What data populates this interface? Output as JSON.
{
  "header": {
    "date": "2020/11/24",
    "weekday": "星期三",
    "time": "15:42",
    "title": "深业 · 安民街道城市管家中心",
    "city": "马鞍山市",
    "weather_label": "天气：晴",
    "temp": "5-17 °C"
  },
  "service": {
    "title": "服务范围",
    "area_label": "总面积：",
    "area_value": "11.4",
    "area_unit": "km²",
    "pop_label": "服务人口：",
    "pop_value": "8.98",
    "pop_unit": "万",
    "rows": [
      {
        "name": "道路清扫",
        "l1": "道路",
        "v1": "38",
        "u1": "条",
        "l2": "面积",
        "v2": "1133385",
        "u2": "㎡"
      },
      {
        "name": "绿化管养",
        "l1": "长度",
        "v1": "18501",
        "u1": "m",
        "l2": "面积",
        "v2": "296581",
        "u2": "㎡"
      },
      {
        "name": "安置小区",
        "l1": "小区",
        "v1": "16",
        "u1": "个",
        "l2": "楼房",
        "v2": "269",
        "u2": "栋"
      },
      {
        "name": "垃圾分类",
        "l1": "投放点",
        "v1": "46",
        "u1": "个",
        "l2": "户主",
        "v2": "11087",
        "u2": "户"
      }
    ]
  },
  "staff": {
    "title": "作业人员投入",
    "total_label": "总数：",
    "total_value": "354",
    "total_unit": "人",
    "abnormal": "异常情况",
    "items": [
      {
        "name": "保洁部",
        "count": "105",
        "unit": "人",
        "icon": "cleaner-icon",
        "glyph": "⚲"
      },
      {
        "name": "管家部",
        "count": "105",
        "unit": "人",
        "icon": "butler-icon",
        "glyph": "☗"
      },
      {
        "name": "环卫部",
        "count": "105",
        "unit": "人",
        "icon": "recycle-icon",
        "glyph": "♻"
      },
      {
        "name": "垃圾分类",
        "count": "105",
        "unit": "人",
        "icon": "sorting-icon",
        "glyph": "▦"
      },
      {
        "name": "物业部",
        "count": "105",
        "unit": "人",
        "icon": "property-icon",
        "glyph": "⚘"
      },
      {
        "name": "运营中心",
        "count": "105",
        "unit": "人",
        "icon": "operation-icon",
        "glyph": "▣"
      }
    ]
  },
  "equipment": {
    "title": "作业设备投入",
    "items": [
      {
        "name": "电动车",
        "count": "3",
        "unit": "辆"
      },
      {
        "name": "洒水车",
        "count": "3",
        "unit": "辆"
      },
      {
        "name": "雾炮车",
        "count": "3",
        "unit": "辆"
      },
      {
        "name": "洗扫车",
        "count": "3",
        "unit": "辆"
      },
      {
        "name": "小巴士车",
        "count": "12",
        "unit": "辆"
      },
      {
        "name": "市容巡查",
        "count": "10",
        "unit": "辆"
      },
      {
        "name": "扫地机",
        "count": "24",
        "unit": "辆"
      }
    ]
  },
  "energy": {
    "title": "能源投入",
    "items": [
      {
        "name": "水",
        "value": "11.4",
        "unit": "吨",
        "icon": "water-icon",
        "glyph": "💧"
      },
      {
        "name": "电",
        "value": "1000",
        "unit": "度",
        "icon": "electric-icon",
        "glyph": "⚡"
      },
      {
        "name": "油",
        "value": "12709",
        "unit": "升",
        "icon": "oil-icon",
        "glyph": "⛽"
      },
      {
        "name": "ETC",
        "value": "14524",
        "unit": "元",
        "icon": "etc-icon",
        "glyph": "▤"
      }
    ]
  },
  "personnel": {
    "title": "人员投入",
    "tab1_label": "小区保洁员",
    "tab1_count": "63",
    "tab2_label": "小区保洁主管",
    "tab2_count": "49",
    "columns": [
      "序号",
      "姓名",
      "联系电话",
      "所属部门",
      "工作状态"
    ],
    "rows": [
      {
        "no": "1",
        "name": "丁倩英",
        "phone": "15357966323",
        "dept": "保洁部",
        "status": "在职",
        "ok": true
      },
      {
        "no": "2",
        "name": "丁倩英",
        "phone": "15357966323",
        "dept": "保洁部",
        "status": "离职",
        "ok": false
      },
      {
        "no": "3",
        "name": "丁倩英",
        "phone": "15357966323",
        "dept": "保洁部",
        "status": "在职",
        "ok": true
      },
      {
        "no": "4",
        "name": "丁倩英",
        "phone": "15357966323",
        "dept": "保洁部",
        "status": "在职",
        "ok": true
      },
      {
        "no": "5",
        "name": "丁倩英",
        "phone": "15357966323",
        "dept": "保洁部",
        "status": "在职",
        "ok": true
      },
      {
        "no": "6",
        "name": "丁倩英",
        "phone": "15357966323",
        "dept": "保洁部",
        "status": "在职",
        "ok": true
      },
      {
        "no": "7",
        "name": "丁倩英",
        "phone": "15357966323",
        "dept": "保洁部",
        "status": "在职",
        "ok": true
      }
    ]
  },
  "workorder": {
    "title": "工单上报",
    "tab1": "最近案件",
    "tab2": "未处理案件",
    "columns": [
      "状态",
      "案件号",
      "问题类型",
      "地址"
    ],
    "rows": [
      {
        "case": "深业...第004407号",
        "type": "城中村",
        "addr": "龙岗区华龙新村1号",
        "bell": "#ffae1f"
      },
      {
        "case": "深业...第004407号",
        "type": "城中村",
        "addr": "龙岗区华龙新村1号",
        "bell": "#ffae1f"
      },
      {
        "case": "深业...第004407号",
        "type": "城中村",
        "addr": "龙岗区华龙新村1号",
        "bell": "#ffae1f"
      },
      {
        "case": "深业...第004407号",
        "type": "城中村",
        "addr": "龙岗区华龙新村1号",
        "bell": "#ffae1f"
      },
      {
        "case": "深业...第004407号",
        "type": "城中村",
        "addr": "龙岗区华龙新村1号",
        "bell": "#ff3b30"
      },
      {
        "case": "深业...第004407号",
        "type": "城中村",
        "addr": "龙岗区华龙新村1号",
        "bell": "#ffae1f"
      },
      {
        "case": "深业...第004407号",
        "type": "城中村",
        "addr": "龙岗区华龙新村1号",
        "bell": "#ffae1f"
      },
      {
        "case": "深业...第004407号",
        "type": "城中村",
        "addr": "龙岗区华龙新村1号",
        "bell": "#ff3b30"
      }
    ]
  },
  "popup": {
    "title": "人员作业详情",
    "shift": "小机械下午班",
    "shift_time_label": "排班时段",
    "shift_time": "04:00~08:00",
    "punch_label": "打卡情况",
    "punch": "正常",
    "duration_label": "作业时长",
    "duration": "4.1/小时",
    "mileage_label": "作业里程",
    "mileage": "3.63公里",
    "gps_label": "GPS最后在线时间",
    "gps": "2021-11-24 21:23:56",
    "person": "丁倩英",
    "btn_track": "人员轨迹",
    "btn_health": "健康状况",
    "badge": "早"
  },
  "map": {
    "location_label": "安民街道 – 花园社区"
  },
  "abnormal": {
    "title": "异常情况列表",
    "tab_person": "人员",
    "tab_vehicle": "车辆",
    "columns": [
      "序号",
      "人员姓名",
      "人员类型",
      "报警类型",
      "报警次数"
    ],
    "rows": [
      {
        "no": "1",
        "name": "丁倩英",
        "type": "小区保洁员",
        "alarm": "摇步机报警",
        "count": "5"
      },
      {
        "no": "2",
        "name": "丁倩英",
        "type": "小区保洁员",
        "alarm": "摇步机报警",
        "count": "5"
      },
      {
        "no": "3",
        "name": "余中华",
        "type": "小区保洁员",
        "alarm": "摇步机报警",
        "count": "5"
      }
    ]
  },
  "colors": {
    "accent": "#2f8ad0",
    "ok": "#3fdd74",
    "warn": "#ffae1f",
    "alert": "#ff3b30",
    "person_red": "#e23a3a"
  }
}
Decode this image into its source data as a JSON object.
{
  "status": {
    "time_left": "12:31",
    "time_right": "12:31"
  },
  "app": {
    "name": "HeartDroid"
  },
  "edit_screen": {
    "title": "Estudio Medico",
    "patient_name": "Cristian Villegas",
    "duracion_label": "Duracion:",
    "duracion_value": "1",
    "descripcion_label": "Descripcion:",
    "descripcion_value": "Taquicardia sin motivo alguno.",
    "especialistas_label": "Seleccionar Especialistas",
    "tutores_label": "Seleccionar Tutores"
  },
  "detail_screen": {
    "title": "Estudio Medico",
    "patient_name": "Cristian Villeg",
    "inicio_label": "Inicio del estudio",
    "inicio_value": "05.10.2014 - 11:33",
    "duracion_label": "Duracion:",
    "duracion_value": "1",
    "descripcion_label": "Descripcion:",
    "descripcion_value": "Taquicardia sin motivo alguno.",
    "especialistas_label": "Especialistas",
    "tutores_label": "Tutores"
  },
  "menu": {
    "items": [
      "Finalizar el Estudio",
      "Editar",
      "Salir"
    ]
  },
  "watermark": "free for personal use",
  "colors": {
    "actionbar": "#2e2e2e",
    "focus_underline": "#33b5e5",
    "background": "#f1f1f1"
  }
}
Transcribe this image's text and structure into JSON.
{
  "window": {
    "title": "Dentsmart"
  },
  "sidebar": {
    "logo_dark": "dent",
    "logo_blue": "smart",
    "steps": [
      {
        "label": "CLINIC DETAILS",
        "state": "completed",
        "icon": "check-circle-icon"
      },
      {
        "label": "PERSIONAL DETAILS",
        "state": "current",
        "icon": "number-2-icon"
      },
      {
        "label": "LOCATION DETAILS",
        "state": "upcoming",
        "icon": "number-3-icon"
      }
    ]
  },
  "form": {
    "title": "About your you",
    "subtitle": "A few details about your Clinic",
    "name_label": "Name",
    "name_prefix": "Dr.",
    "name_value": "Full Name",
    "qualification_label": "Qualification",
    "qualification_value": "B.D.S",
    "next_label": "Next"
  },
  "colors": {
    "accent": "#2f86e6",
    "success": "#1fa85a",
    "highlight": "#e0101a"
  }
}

· · ·

Task details:
Starting from the line containing "Transcribe this image's" and ending with the final line of the data, reproduce each line exactly as it appears, including no other lines.

Finished task:
Transcribe this image's text and structure into JSON.
{
  "window": {
    "title": "Dentsmart"
  },
  "sidebar": {
    "logo_dark": "dent",
    "logo_blue": "smart",
    "steps": [
      {
        "label": "CLINIC DETAILS",
        "state": "completed",
        "icon": "check-circle-icon"
      },
      {
        "label": "PERSIONAL DETAILS",
        "state": "current",
        "icon": "number-2-icon"
      },
      {
        "label": "LOCATION DETAILS",
        "state": "upcoming",
        "icon": "number-3-icon"
      }
    ]
  },
  "form": {
    "title": "About your you",
    "subtitle": "A few details about your Clinic",
    "name_label": "Name",
    "name_prefix": "Dr.",
    "name_value": "Full Name",
    "qualification_label": "Qualification",
    "qualification_value": "B.D.S",
    "next_label": "Next"
  },
  "colors": {
    "accent": "#2f86e6",
    "success": "#1fa85a",
    "highlight": "#e0101a"
  }
}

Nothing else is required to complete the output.